#### Data section
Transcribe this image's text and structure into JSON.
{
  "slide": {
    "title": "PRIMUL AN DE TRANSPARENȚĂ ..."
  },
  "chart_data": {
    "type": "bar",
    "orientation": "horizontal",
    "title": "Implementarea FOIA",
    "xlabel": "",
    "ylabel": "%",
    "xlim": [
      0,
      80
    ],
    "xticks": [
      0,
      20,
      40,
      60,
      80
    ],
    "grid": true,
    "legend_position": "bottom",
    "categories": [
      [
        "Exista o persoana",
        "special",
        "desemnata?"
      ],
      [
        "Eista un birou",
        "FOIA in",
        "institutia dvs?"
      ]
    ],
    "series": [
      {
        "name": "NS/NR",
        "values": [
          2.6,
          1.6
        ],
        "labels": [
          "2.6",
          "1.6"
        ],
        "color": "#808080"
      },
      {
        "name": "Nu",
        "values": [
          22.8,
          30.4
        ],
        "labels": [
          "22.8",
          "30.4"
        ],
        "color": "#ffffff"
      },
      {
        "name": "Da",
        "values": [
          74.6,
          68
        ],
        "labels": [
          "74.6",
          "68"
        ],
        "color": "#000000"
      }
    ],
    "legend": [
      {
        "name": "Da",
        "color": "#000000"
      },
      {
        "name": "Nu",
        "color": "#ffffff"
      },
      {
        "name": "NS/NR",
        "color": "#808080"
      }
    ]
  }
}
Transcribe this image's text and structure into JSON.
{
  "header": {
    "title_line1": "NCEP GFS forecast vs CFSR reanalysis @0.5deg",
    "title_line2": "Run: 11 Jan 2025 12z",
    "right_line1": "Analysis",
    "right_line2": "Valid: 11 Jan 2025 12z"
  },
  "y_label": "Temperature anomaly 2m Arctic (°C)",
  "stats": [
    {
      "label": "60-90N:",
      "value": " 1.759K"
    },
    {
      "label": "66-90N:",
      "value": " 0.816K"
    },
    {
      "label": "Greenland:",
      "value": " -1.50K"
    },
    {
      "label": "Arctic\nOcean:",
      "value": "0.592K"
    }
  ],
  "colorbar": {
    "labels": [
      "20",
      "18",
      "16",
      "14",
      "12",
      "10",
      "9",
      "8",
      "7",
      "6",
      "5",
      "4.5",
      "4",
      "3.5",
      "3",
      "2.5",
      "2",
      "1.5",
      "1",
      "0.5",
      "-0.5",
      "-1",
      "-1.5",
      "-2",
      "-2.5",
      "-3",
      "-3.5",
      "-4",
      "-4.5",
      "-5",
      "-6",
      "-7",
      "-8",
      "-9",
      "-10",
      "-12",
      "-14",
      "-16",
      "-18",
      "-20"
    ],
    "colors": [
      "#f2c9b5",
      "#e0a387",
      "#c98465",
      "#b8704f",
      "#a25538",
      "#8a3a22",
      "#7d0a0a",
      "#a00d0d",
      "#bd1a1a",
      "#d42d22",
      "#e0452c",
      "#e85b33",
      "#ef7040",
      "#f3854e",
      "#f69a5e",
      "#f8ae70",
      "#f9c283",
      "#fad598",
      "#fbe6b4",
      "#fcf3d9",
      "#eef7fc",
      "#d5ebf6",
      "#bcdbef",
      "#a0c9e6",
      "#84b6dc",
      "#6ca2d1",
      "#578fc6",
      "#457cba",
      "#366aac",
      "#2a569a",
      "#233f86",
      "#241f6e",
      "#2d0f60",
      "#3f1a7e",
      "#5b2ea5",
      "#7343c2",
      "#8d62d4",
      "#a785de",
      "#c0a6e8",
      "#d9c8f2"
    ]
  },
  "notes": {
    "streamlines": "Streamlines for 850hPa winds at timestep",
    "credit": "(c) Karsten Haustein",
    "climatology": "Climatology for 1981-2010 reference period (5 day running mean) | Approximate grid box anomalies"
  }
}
########
Directions:
From the records above, copy every line that holds the word "grid".

Result of this task:
    "grid": true,
    "climatology": "Climatology for 1981-2010 reference period (5 day running mean) | Approximate grid box anomalies"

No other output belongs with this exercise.